TASK TO CARRY OUT: Without omitting anything, retype the data that follows.

PROVIDED INFORMATION:
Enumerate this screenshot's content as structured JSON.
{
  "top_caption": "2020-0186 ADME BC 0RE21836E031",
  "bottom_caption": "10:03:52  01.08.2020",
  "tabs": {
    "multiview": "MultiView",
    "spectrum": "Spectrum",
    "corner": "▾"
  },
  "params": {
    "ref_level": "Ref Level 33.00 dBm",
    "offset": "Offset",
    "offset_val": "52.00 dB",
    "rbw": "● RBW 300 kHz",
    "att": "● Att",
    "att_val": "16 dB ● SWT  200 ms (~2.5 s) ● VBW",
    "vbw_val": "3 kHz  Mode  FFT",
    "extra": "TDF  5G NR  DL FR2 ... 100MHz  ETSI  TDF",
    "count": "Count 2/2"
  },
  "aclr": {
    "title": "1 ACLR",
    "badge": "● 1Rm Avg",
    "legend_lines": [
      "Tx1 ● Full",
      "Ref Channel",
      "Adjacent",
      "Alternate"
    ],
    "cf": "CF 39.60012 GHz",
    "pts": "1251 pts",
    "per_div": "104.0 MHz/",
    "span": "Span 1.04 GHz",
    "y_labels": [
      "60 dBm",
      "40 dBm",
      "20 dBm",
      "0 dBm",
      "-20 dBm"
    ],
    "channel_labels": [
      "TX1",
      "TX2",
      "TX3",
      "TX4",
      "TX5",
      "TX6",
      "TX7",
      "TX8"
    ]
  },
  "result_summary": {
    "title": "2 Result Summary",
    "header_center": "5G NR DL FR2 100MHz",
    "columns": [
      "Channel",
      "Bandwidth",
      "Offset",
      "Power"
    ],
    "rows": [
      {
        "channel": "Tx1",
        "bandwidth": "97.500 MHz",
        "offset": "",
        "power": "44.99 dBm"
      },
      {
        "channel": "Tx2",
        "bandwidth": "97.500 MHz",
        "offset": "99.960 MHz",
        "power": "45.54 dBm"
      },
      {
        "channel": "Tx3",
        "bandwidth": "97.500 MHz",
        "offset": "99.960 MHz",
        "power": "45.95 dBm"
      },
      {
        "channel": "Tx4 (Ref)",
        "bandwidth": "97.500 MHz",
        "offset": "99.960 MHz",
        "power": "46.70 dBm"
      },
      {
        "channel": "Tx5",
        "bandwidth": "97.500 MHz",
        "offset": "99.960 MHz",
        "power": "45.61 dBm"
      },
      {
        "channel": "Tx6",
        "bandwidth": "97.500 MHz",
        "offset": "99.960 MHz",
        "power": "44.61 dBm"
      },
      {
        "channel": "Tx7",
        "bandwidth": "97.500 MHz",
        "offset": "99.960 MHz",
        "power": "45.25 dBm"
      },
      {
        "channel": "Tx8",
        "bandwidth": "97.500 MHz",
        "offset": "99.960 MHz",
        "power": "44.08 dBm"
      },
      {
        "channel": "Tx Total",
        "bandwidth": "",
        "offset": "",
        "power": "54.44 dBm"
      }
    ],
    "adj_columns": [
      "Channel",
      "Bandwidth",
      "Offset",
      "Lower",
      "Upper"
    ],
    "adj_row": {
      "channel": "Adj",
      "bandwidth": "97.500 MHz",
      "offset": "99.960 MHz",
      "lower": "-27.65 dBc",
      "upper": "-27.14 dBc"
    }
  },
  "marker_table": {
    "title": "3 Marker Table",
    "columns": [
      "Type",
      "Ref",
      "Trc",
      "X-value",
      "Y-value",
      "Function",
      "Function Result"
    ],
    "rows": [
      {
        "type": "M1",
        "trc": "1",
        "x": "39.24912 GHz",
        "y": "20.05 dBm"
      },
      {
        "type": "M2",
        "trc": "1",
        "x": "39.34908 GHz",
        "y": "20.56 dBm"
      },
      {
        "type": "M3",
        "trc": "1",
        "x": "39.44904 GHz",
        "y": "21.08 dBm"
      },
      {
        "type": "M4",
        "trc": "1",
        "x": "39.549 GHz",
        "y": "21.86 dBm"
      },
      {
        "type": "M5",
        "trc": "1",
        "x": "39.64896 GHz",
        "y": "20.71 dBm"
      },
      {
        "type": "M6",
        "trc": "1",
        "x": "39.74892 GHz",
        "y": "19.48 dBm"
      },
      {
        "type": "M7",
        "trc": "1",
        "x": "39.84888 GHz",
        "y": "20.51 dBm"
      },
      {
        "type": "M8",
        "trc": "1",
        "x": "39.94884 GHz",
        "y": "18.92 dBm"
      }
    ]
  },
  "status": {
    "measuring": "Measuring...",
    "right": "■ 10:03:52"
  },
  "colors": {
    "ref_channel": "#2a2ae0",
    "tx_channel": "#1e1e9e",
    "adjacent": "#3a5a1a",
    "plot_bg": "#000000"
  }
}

COMPLETED EXERCISE:
Enumerate this screenshot's content as structured JSON.
{
  "top_caption": "2020-0186 ADME BC 0RE21836E031",
  "bottom_caption": "10:03:52  01.08.2020",
  "tabs": {
    "multiview": "MultiView",
    "spectrum": "Spectrum",
    "corner": "▾"
  },
  "params": {
    "ref_level": "Ref Level 33.00 dBm",
    "offset": "Offset",
    "offset_val": "52.00 dB",
    "rbw": "● RBW 300 kHz",
    "att": "● Att",
    "att_val": "16 dB ● SWT  200 ms (~2.5 s) ● VBW",
    "vbw_val": "3 kHz  Mode  FFT",
    "extra": "TDF  5G NR  DL FR2 ... 100MHz  ETSI  TDF",
    "count": "Count 2/2"
  },
  "aclr": {
    "title": "1 ACLR",
    "badge": "● 1Rm Avg",
    "legend_lines": [
      "Tx1 ● Full",
      "Ref Channel",
      "Adjacent",
      "Alternate"
    ],
    "cf": "CF 39.60012 GHz",
    "pts": "1251 pts",
    "per_div": "104.0 MHz/",
    "span": "Span 1.04 GHz",
    "y_labels": [
      "60 dBm",
      "40 dBm",
      "20 dBm",
      "0 dBm",
      "-20 dBm"
    ],
    "channel_labels": [
      "TX1",
      "TX2",
      "TX3",
      "TX4",
      "TX5",
      "TX6",
      "TX7",
      "TX8"
    ]
  },
  "result_summary": {
    "title": "2 Result Summary",
    "header_center": "5G NR DL FR2 100MHz",
    "columns": [
      "Channel",
      "Bandwidth",
      "Offset",
      "Power"
    ],
    "rows": [
      {
        "channel": "Tx1",
        "bandwidth": "97.500 MHz",
        "offset": "",
        "power": "44.99 dBm"
      },
      {
        "channel": "Tx2",
        "bandwidth": "97.500 MHz",
        "offset": "99.960 MHz",
        "power": "45.54 dBm"
      },
      {
        "channel": "Tx3",
        "bandwidth": "97.500 MHz",
        "offset": "99.960 MHz",
        "power": "45.95 dBm"
      },
      {
        "channel": "Tx4 (Ref)",
        "bandwidth": "97.500 MHz",
        "offset": "99.960 MHz",
        "power": "46.70 dBm"
      },
      {
        "channel": "Tx5",
        "bandwidth": "97.500 MHz",
        "offset": "99.960 MHz",
        "power": "45.61 dBm"
      },
      {
        "channel": "Tx6",
        "bandwidth": "97.500 MHz",
        "offset": "99.960 MHz",
        "power": "44.61 dBm"
      },
      {
        "channel": "Tx7",
        "bandwidth": "97.500 MHz",
        "offset": "99.960 MHz",
        "power": "45.25 dBm"
      },
      {
        "channel": "Tx8",
        "bandwidth": "97.500 MHz",
        "offset": "99.960 MHz",
        "power": "44.08 dBm"
      },
      {
        "channel": "Tx Total",
        "bandwidth": "",
        "offset": "",
        "power": "54.44 dBm"
      }
    ],
    "adj_columns": [
      "Channel",
      "Bandwidth",
      "Offset",
      "Lower",
      "Upper"
    ],
    "adj_row": {
      "channel": "Adj",
      "bandwidth": "97.500 MHz",
      "offset": "99.960 MHz",
      "lower": "-27.65 dBc",
      "upper": "-27.14 dBc"
    }
  },
  "marker_table": {
    "title": "3 Marker Table",
    "columns": [
      "Type",
      "Ref",
      "Trc",
      "X-value",
      "Y-value",
      "Function",
      "Function Result"
    ],
    "rows": [
      {
        "type": "M1",
        "trc": "1",
        "x": "39.24912 GHz",
        "y": "20.05 dBm"
      },
      {
        "type": "M2",
        "trc": "1",
        "x": "39.34908 GHz",
        "y": "20.56 dBm"
      },
      {
        "type": "M3",
        "trc": "1",
        "x": "39.44904 GHz",
        "y": "21.08 dBm"
      },
      {
        "type": "M4",
        "trc": "1",
        "x": "39.549 GHz",
        "y": "21.86 dBm"
      },
      {
        "type": "M5",
        "trc": "1",
        "x": "39.64896 GHz",
        "y": "20.71 dBm"
      },
      {
        "type": "M6",
        "trc": "1",
        "x": "39.74892 GHz",
        "y": "19.48 dBm"
      },
      {
        "type": "M7",
        "trc": "1",
        "x": "39.84888 GHz",
        "y": "20.51 dBm"
      },
      {
        "type": "M8",
        "trc": "1",
        "x": "39.94884 GHz",
        "y": "18.92 dBm"
      }
    ]
  },
  "status": {
    "measuring": "Measuring...",
    "right": "■ 10:03:52"
  },
  "colors": {
    "ref_channel": "#2a2ae0",
    "tx_channel": "#1e1e9e",
    "adjacent": "#3a5a1a",
    "plot_bg": "#000000"
  }
}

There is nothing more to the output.